Given records:
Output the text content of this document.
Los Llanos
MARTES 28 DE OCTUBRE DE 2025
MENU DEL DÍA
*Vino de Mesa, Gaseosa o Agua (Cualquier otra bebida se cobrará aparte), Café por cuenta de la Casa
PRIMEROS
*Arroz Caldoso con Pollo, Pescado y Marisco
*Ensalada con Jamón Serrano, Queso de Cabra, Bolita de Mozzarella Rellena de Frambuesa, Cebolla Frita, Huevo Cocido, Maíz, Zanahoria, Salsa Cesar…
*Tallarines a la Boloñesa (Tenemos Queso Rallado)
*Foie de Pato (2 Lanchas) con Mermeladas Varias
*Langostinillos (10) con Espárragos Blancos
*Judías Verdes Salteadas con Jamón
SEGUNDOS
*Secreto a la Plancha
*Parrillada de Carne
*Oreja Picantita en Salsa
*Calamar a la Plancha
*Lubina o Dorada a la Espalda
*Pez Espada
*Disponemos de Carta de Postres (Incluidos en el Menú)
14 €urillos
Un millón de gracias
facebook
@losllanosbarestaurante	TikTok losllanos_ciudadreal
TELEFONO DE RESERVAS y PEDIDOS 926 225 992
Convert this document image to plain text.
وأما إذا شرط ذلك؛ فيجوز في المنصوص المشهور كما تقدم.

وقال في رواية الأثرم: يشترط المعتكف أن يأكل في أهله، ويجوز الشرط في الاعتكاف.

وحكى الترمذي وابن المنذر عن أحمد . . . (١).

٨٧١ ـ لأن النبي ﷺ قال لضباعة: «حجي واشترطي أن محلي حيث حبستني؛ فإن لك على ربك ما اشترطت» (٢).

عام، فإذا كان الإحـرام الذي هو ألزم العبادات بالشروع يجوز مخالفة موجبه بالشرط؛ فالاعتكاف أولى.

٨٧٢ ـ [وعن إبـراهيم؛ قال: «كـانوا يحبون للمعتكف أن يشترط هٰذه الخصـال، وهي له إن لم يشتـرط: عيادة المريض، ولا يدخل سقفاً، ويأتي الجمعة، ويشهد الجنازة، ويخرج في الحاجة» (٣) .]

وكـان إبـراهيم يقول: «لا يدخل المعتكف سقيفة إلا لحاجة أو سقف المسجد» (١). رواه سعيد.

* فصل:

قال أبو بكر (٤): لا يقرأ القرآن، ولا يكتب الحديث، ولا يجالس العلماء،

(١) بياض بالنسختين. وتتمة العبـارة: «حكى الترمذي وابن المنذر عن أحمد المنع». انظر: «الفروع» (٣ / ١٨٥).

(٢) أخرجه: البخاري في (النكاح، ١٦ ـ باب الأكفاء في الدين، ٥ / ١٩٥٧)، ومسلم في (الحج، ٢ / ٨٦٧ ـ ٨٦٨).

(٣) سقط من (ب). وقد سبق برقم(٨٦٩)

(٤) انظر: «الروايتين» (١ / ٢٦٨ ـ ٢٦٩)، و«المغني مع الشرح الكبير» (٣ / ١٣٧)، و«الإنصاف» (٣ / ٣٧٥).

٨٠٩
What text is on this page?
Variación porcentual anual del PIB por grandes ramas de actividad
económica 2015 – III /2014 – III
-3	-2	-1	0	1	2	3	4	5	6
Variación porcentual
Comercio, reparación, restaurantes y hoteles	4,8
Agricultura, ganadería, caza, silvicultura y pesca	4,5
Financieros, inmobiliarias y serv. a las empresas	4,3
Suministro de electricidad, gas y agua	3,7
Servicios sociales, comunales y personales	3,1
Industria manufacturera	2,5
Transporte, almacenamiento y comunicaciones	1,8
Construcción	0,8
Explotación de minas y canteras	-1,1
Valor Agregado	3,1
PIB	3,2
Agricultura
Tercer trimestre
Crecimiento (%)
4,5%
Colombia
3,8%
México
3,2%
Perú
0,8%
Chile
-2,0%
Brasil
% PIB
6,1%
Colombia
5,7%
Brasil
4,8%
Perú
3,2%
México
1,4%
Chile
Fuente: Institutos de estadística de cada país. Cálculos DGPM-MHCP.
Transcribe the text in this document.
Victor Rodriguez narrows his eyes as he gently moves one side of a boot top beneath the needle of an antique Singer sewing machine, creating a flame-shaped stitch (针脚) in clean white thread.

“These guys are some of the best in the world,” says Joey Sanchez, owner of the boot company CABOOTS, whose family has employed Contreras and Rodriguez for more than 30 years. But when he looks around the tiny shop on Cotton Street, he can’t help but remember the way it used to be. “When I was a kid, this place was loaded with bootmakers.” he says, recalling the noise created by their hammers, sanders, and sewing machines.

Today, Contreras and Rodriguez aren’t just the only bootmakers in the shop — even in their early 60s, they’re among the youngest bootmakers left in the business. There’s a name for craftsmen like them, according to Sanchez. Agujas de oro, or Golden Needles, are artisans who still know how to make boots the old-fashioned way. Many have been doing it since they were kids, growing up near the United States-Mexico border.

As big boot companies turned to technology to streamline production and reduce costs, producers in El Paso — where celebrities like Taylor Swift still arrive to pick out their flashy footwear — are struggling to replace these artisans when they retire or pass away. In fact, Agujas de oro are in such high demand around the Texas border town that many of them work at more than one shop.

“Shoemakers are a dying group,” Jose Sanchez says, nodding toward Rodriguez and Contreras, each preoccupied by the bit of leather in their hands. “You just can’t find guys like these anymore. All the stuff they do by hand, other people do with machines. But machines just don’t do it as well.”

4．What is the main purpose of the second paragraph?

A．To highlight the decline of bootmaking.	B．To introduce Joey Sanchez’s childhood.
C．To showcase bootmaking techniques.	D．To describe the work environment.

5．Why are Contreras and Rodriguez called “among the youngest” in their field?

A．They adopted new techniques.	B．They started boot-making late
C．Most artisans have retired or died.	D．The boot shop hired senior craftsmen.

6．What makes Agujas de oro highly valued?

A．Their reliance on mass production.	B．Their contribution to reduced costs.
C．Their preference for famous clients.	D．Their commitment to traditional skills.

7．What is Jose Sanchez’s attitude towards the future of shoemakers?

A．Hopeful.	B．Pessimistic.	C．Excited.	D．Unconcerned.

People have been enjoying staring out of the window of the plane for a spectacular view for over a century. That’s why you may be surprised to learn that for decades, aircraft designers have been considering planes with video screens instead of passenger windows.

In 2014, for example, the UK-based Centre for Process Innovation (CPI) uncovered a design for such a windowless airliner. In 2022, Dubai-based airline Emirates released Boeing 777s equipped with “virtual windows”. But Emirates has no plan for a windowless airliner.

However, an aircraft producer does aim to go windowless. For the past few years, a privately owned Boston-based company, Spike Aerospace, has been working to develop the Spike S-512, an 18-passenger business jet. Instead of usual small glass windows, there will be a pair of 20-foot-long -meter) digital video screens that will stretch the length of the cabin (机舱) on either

Problem requirements: Go through the listing above line by line and say how many lines hold the word "document". Reply with that number only.

Output for this exercise: 3